What this task involves
State how many lines in these records contain the word "ASCAT", and nothing else.

[Dataset listings of figures]
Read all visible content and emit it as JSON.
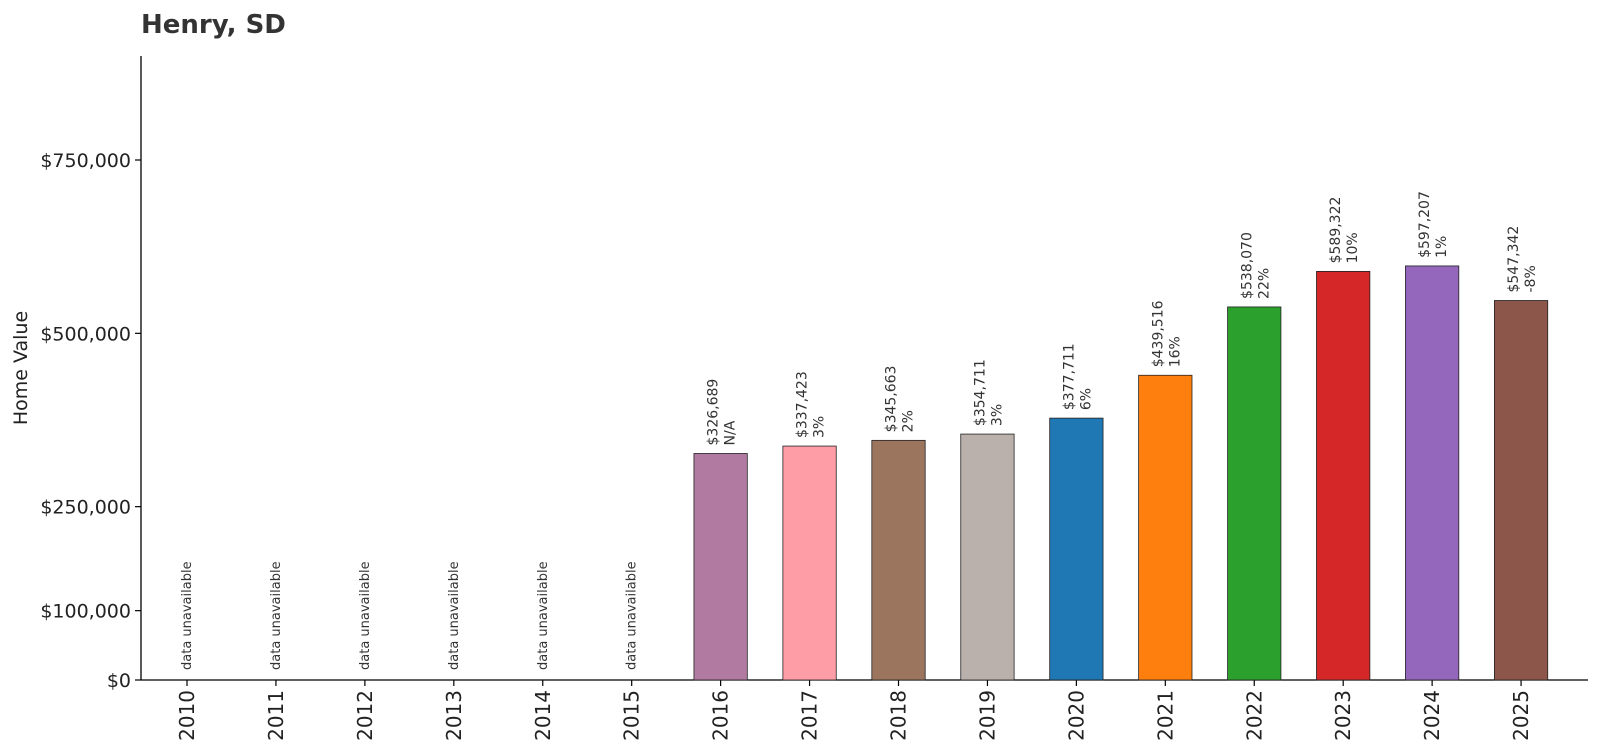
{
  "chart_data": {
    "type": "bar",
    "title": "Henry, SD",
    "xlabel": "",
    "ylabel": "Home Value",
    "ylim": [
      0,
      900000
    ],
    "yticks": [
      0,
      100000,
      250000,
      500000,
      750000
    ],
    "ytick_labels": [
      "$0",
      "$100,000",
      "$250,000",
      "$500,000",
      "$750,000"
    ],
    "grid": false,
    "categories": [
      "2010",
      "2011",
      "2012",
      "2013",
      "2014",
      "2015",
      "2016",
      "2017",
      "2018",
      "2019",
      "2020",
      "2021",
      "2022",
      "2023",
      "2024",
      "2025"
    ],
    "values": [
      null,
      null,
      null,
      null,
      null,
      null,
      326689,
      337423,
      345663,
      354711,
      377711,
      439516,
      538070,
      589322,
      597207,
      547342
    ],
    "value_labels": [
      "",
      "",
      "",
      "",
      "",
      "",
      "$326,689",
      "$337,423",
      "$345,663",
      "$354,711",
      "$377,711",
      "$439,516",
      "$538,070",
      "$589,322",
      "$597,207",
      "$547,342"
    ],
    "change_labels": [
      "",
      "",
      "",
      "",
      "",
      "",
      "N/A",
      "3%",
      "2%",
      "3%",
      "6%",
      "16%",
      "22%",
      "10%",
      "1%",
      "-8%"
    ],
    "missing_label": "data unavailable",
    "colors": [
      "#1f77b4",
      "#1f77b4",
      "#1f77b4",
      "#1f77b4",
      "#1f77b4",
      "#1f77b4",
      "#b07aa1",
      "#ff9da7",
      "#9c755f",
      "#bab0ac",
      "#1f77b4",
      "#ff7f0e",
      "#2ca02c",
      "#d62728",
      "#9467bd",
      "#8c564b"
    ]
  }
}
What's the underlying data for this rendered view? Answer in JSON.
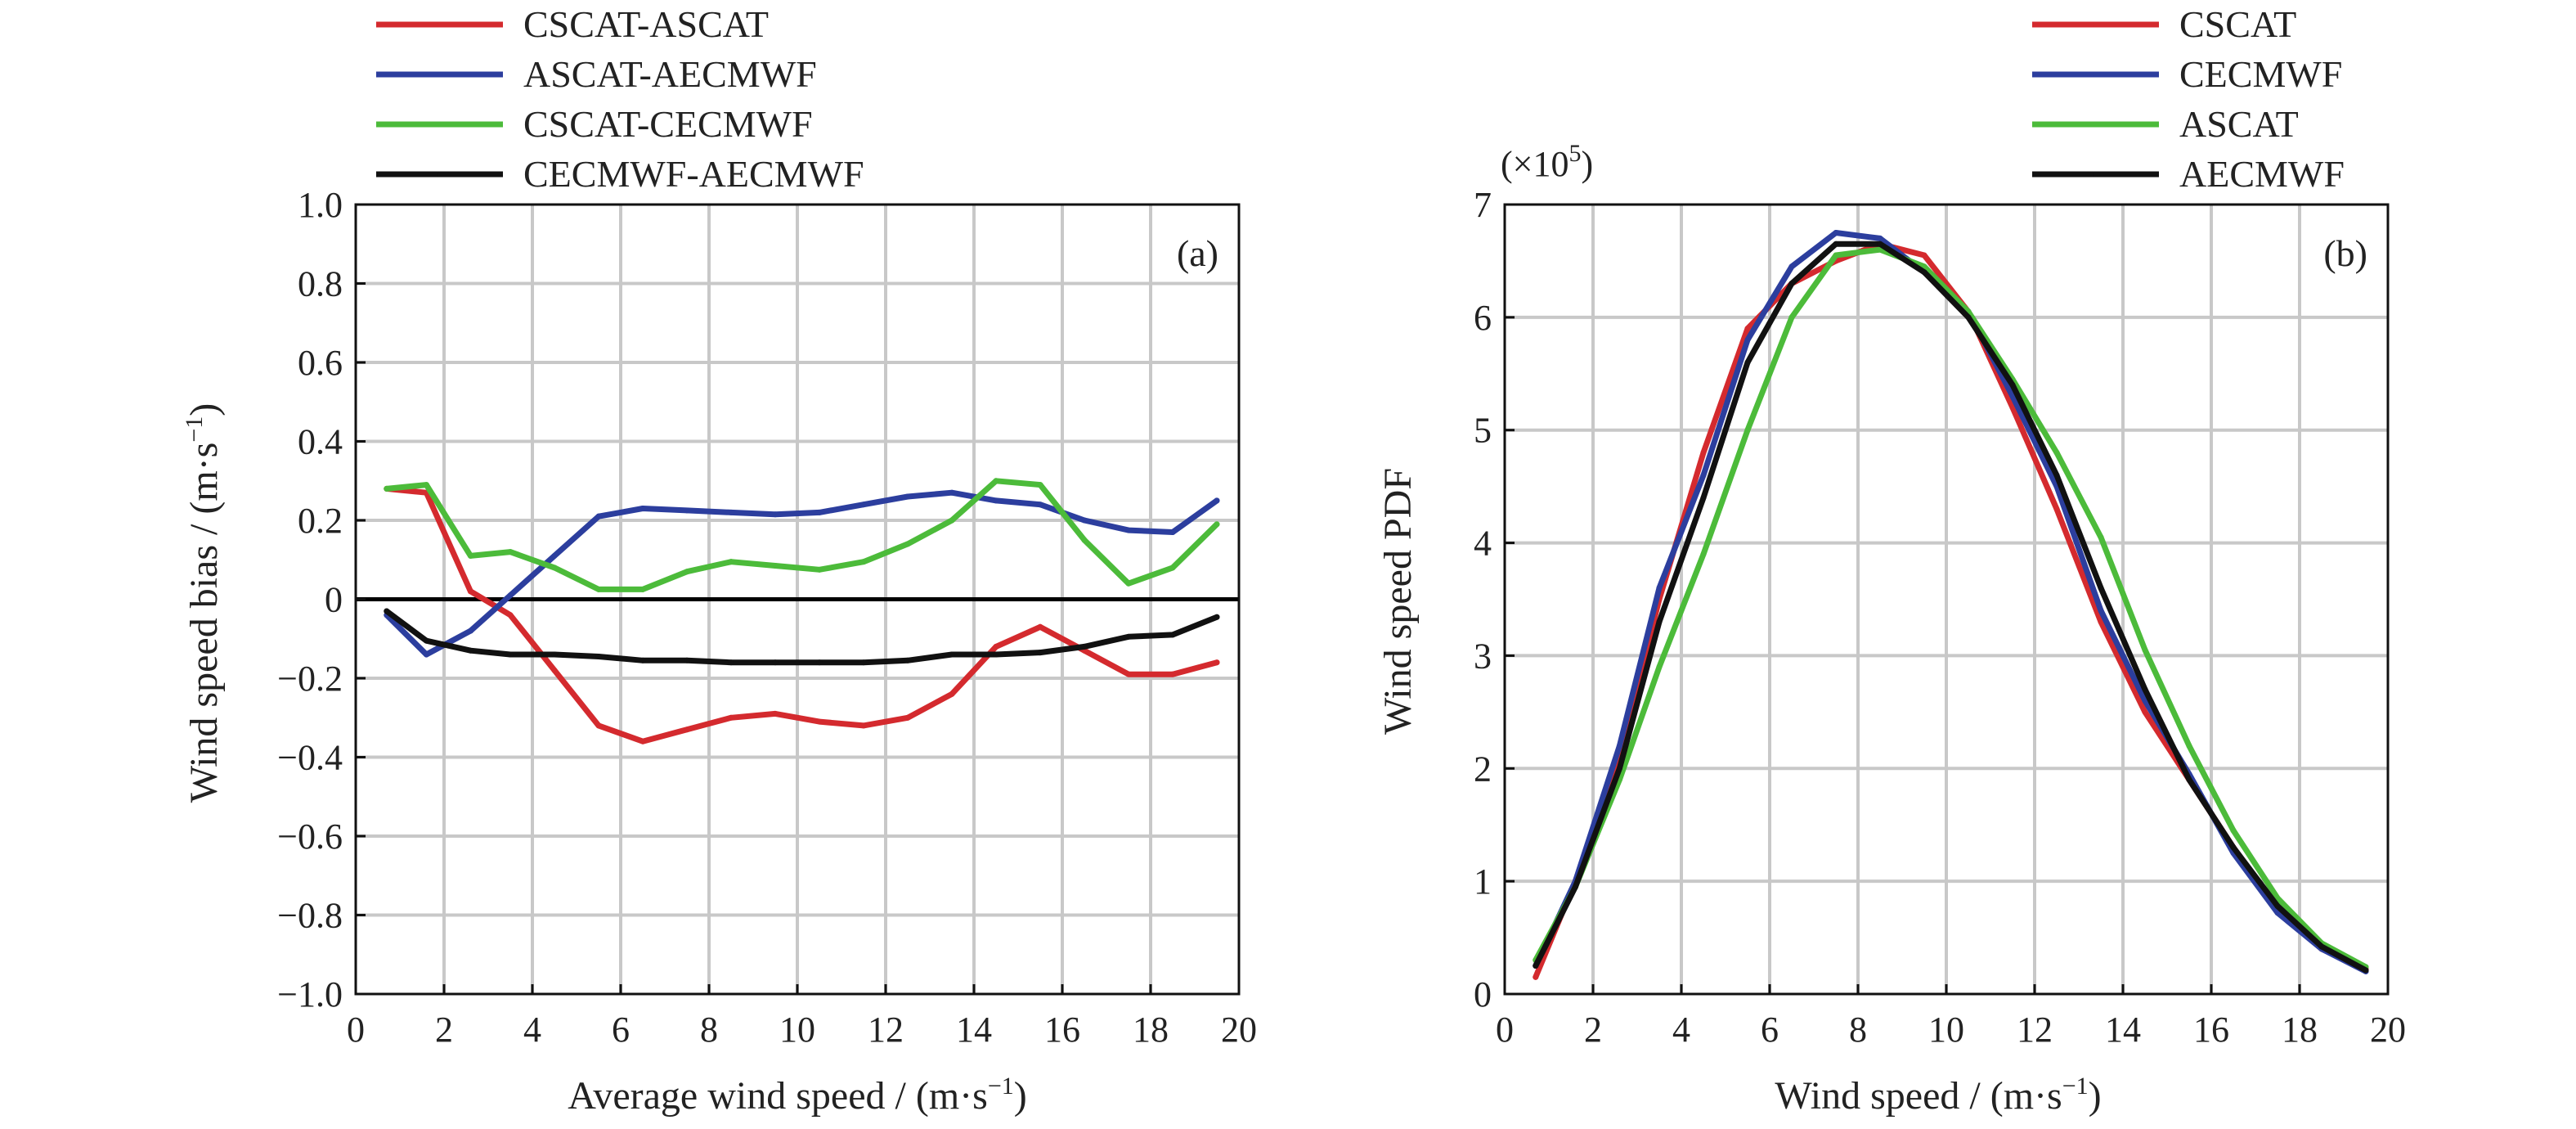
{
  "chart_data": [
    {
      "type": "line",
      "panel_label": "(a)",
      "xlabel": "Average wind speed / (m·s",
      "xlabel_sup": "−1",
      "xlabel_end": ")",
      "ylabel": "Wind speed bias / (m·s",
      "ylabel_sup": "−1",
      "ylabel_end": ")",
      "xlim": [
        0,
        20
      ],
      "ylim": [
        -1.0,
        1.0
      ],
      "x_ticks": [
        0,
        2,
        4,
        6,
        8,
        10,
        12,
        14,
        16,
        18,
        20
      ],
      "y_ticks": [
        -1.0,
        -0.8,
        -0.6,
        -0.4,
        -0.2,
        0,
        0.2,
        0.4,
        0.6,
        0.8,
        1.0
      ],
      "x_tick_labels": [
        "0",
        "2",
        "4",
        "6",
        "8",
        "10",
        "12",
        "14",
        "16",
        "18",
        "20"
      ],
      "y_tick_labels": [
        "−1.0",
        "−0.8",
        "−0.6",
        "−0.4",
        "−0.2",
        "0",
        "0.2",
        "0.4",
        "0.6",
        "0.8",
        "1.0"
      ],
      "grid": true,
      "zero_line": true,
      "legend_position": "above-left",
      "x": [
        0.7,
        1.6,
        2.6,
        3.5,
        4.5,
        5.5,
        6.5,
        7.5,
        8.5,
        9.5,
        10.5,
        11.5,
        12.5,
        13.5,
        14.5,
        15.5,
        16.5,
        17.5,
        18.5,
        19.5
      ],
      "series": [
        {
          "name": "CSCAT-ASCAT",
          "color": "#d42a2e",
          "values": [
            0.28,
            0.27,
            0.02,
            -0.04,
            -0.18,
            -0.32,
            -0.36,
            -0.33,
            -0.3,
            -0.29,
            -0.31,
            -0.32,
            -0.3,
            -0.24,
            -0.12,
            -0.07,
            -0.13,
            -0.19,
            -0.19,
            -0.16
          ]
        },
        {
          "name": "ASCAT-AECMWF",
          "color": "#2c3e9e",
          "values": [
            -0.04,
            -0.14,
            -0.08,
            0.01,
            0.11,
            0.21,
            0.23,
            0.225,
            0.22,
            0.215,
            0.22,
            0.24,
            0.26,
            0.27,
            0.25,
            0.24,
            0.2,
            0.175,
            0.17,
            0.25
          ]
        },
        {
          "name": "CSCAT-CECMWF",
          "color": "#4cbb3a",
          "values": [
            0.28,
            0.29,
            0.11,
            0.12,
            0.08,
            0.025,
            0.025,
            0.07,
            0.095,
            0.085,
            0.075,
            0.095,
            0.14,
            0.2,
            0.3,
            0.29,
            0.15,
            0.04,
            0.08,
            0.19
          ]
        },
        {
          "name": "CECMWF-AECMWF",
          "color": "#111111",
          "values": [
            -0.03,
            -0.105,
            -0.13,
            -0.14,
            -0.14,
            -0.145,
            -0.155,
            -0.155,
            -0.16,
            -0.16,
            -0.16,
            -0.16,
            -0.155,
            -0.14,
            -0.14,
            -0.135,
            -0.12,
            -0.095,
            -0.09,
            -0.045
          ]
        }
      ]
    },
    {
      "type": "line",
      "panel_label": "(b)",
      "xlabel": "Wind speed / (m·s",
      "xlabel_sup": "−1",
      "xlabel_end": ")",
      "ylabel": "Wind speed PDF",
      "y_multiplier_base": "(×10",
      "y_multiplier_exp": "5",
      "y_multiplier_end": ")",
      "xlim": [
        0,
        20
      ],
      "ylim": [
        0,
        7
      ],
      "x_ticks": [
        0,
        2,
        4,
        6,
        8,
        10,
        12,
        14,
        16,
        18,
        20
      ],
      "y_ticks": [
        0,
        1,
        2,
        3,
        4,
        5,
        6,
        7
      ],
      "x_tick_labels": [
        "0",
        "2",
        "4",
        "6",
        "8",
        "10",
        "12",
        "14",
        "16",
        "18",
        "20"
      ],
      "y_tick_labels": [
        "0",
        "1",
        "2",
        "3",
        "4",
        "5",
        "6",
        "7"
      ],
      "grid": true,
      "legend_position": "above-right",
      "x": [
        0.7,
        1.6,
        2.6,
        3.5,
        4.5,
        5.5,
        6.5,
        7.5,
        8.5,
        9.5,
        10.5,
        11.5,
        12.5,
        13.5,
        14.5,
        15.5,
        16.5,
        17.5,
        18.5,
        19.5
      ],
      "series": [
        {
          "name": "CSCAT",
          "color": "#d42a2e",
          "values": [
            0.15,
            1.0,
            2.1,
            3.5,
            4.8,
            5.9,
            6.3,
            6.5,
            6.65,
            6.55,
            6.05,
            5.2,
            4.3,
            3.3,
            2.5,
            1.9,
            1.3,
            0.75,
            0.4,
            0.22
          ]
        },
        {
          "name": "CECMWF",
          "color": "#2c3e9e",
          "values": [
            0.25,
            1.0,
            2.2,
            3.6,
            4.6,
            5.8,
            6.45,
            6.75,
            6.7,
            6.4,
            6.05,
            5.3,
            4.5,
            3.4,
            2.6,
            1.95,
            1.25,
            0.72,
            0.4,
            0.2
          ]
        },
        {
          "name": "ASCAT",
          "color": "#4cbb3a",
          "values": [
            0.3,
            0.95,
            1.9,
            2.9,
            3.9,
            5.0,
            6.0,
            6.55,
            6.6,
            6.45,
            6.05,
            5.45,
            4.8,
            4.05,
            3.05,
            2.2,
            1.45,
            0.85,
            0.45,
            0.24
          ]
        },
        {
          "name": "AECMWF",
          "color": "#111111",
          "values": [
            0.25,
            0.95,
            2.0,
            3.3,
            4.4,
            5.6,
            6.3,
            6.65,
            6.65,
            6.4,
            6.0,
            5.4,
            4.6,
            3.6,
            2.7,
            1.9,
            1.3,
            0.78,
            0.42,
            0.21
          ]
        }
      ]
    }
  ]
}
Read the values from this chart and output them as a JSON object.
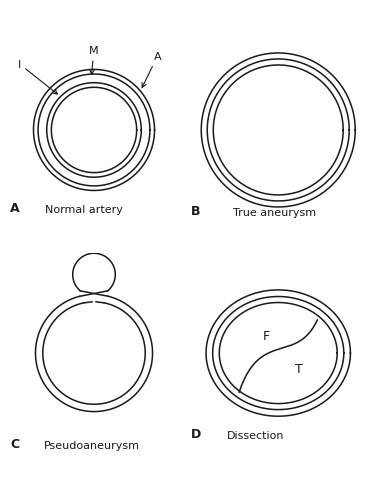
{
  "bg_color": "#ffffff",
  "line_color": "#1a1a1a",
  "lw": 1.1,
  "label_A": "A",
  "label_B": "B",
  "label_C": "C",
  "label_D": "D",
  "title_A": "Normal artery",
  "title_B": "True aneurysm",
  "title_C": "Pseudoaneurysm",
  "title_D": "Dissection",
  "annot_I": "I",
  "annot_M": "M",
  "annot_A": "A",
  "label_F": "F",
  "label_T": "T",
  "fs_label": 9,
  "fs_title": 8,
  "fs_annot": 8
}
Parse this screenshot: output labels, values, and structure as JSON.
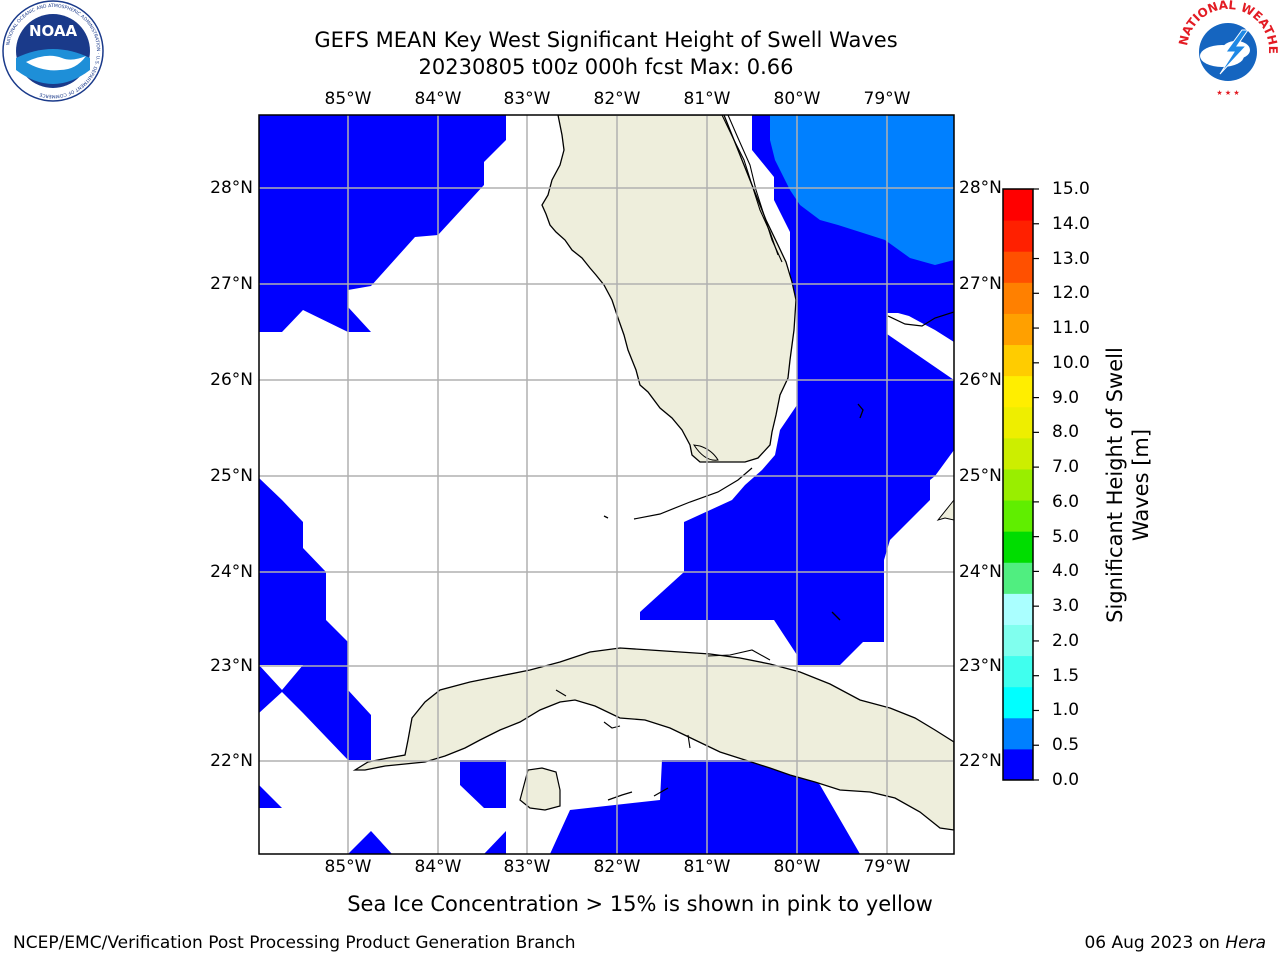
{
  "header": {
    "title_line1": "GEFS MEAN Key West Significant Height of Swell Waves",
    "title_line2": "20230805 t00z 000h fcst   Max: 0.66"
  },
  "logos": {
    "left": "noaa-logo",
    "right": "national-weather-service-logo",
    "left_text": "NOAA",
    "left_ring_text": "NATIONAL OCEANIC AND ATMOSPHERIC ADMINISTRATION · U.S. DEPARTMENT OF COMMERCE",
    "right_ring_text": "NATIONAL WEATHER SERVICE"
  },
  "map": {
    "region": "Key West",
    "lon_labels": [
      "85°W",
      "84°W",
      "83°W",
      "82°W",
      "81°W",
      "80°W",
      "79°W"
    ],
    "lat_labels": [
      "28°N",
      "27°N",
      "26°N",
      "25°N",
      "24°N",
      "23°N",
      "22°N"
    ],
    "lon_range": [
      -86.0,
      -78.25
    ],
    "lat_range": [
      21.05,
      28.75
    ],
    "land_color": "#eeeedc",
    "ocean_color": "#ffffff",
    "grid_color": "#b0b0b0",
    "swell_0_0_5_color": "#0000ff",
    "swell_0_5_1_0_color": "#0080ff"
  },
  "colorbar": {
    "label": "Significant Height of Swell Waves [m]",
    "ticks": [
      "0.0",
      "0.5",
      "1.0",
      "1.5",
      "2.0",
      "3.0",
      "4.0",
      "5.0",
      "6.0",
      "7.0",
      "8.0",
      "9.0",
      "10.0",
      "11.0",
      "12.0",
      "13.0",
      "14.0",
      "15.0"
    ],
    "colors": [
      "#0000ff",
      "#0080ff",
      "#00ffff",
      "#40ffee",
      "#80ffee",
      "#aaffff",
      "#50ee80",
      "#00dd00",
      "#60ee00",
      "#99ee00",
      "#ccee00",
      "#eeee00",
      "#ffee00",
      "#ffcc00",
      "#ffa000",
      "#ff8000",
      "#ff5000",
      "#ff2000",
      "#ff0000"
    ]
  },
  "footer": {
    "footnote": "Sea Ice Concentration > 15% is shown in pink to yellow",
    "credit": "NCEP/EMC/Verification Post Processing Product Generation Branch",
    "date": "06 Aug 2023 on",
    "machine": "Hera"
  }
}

Exercise solution
3